** begin **
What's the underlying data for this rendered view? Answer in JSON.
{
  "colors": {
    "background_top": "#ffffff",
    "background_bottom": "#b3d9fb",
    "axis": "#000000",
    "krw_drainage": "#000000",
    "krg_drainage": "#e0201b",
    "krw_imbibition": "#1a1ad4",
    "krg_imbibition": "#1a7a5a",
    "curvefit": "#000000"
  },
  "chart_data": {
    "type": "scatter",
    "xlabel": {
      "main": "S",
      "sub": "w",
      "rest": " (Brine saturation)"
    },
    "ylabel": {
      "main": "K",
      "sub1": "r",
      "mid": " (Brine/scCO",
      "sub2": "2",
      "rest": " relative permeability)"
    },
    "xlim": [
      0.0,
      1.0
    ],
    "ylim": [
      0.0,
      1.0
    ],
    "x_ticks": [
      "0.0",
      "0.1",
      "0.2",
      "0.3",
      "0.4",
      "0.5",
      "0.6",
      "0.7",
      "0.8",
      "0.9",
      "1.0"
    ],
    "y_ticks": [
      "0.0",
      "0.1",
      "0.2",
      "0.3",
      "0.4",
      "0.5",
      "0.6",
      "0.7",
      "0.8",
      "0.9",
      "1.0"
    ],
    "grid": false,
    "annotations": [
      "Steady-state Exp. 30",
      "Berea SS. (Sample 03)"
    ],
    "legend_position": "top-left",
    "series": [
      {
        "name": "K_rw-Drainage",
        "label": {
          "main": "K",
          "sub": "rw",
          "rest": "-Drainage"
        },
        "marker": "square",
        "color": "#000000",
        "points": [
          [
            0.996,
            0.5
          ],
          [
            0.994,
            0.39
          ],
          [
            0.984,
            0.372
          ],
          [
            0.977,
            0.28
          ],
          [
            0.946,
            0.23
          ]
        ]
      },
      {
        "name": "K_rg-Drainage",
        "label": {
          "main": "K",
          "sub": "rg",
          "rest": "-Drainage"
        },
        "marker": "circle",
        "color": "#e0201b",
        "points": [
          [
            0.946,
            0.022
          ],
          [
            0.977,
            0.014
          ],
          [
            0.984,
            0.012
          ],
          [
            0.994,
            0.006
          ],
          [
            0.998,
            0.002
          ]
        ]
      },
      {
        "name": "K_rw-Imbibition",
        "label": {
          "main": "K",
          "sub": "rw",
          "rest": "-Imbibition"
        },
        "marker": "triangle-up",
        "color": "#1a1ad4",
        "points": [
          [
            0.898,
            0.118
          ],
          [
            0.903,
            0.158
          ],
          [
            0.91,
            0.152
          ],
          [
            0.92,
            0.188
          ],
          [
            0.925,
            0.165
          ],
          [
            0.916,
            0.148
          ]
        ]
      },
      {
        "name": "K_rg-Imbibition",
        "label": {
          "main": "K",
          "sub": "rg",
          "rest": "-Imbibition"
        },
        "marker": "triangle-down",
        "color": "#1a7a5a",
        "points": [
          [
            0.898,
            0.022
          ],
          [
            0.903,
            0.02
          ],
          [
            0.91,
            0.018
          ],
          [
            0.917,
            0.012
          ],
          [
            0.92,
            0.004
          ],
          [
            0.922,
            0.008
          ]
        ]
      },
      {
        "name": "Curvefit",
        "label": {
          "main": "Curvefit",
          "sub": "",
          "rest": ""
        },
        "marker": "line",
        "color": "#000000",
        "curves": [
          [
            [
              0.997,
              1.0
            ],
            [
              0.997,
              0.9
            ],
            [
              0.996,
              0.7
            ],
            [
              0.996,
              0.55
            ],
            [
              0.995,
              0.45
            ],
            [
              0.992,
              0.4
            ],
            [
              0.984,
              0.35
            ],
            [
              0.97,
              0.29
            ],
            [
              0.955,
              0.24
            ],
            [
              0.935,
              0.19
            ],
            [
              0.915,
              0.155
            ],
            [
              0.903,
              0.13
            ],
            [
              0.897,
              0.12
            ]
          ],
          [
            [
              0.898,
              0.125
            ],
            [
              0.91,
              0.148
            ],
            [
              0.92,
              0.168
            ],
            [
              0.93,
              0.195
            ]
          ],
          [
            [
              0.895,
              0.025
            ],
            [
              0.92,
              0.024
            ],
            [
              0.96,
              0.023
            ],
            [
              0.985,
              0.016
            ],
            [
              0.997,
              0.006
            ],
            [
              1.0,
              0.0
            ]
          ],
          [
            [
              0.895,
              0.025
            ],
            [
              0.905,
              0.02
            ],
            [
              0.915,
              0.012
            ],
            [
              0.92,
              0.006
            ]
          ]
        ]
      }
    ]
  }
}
** end **
Every line in the data that holds "name" should be copied out.

OUTPUT FOR THIS EXERCISE:
        "name": "K_rw-Drainage",
        "name": "K_rg-Drainage",
        "name": "K_rw-Imbibition",
        "name": "K_rg-Imbibition",
        "name": "Curvefit",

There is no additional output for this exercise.